▶ **What you should do**
Each entry below is to be written out exactly, and the pictures are to be left out.

▶ **Data for this task**
- - - - - - -
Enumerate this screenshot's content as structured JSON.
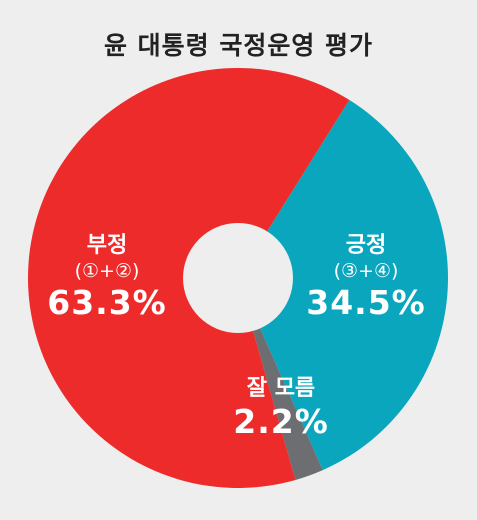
{
  "chart_data": {
    "type": "pie",
    "title": "윤 대통령 국정운영 평가",
    "donut": true,
    "slices": [
      {
        "label": "긍정",
        "sublabel": "(③+④)",
        "value": 34.5,
        "value_text": "34.5%",
        "color": "#0aa6be"
      },
      {
        "label": "잘 모름",
        "sublabel": "",
        "value": 2.2,
        "value_text": "2.2%",
        "color": "#6d6e71"
      },
      {
        "label": "부정",
        "sublabel": "(①+②)",
        "value": 63.3,
        "value_text": "63.3%",
        "color": "#ee2b2b"
      }
    ]
  }
}
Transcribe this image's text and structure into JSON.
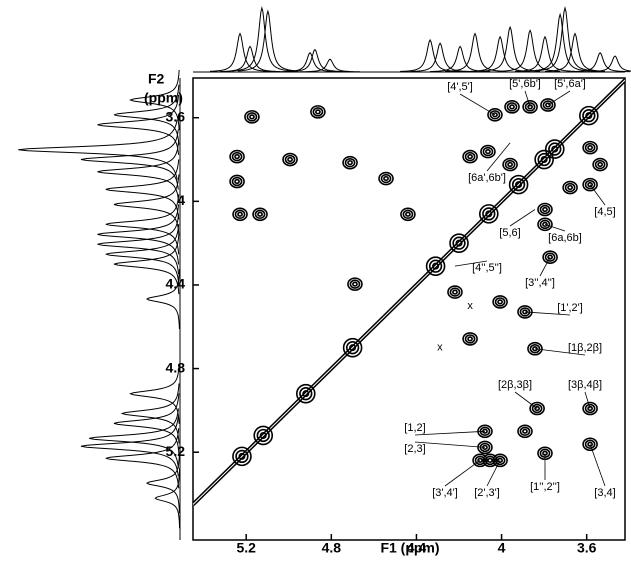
- - - - - - -
▶ **Answer for the task**
Enumerate this screenshot's content as structured JSON.
{
  "chart_data": {
    "type": "pie",
    "title": "윤 대통령 국정운영 평가",
    "donut": true,
    "slices": [
      {
        "label": "긍정",
        "sublabel": "(③+④)",
        "value": 34.5,
        "value_text": "34.5%",
        "color": "#0aa6be"
      },
      {
        "label": "잘 모름",
        "sublabel": "",
        "value": 2.2,
        "value_text": "2.2%",
        "color": "#6d6e71"
      },
      {
        "label": "부정",
        "sublabel": "(①+②)",
        "value": 63.3,
        "value_text": "63.3%",
        "color": "#ee2b2b"
      }
    ]
  }
}
Transcribe this image's text and structure into JSON.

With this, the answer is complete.